#### Items
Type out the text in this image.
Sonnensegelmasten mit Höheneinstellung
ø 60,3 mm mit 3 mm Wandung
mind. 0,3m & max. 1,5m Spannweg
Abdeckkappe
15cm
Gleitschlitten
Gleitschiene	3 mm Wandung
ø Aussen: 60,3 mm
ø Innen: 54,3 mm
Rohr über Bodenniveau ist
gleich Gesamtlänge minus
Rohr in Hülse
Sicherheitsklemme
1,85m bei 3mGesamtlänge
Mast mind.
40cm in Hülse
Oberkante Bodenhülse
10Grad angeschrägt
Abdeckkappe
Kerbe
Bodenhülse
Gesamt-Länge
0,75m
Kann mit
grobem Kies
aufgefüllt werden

#### What you are asked to do
Output the listing above without altering a single character.

#### Final result
Type out the text in this image.
Sonnensegelmasten mit Höheneinstellung
ø 60,3 mm mit 3 mm Wandung
mind. 0,3m & max. 1,5m Spannweg
Abdeckkappe
15cm
Gleitschlitten
Gleitschiene	3 mm Wandung
ø Aussen: 60,3 mm
ø Innen: 54,3 mm
Rohr über Bodenniveau ist
gleich Gesamtlänge minus
Rohr in Hülse
Sicherheitsklemme
1,85m bei 3mGesamtlänge
Mast mind.
40cm in Hülse
Oberkante Bodenhülse
10Grad angeschrägt
Abdeckkappe
Kerbe
Bodenhülse
Gesamt-Länge
0,75m
Kann mit
grobem Kies
aufgefüllt werden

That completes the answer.